PROVIDED MATERIAL:

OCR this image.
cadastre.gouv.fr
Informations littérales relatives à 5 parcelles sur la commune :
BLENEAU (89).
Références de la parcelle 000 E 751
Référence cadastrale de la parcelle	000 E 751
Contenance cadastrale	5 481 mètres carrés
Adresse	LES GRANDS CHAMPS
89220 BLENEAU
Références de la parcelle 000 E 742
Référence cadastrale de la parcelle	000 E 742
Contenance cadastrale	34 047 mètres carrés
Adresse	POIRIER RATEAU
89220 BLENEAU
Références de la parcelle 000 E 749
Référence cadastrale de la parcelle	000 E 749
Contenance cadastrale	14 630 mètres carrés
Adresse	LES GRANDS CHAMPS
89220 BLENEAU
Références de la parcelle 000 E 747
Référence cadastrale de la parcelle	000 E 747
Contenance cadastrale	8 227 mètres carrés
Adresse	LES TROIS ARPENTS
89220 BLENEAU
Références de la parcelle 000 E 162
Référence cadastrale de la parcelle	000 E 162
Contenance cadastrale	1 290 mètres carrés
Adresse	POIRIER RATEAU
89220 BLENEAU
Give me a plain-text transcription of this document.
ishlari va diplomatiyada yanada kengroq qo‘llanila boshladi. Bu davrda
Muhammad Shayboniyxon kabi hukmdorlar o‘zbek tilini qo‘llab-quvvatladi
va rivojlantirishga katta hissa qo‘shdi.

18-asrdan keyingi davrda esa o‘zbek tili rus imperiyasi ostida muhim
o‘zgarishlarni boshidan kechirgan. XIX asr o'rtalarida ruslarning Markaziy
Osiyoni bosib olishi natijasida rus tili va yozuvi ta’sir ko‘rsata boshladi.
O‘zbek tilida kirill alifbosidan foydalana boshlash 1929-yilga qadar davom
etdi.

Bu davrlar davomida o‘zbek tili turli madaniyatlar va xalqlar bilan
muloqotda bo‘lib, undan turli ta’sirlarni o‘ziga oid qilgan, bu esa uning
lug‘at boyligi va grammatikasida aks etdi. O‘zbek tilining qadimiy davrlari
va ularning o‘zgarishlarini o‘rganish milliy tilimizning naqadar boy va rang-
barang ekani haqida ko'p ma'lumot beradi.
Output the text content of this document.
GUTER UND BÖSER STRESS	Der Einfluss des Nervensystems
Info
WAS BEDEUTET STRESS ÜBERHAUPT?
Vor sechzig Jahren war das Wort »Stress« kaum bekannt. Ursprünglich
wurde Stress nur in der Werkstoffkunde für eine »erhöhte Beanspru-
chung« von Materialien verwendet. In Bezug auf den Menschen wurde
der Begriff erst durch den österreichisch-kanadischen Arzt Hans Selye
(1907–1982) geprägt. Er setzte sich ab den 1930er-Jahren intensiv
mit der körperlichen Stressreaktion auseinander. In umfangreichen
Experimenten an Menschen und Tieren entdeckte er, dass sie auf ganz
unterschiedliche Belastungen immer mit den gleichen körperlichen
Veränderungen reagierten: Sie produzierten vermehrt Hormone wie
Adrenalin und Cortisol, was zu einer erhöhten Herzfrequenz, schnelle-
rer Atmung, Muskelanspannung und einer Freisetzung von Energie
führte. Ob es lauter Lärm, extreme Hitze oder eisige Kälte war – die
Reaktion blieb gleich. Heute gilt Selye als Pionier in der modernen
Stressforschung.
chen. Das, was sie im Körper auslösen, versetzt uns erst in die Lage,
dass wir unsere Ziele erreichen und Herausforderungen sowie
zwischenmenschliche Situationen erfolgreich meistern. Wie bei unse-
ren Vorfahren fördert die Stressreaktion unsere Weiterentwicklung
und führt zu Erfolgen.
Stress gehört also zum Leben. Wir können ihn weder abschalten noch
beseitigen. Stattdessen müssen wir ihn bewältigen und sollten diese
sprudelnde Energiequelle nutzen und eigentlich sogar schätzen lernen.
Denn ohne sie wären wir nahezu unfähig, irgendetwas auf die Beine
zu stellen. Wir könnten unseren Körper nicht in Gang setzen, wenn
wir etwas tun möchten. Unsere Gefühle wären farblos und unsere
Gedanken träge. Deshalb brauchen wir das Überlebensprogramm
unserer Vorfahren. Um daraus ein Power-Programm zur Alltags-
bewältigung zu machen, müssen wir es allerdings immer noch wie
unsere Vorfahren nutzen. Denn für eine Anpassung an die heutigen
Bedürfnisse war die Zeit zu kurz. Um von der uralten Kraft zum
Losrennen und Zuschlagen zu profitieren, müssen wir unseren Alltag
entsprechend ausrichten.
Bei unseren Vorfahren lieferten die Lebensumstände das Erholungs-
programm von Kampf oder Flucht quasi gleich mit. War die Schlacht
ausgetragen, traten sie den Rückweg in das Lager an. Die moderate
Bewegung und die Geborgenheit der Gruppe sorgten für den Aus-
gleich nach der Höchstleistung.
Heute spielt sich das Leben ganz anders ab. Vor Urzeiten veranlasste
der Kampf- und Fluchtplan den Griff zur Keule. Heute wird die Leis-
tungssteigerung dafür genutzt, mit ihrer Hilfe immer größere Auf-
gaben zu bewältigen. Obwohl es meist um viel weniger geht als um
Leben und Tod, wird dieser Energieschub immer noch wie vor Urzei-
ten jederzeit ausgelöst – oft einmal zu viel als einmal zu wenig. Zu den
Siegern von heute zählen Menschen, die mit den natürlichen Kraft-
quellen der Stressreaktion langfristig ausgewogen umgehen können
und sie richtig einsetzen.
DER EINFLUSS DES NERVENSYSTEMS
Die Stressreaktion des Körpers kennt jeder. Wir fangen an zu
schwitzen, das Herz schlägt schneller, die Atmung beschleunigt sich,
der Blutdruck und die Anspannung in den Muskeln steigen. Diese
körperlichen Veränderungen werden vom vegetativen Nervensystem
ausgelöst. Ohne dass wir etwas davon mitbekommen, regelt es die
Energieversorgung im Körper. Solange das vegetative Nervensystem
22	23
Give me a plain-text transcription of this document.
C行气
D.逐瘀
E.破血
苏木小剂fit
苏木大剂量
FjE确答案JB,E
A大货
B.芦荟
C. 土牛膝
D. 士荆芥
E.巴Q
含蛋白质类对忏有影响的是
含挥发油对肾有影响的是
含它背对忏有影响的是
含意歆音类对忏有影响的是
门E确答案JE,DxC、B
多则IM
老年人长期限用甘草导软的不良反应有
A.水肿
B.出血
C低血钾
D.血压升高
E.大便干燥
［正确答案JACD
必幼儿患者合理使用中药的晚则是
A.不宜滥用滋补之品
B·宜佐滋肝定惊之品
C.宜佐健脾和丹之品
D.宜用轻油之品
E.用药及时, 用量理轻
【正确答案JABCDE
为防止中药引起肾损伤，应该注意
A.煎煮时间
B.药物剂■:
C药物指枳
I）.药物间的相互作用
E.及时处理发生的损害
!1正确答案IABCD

WRITTEN REQUEST: Report each line in the data that holds the word "einer".

EXPECTED OUTPUT:
Adrenalin und Cortisol, was zu einer erhöhten Herzfrequenz, schnelle-
rer Atmung, Muskelanspannung und einer Freisetzung von Energie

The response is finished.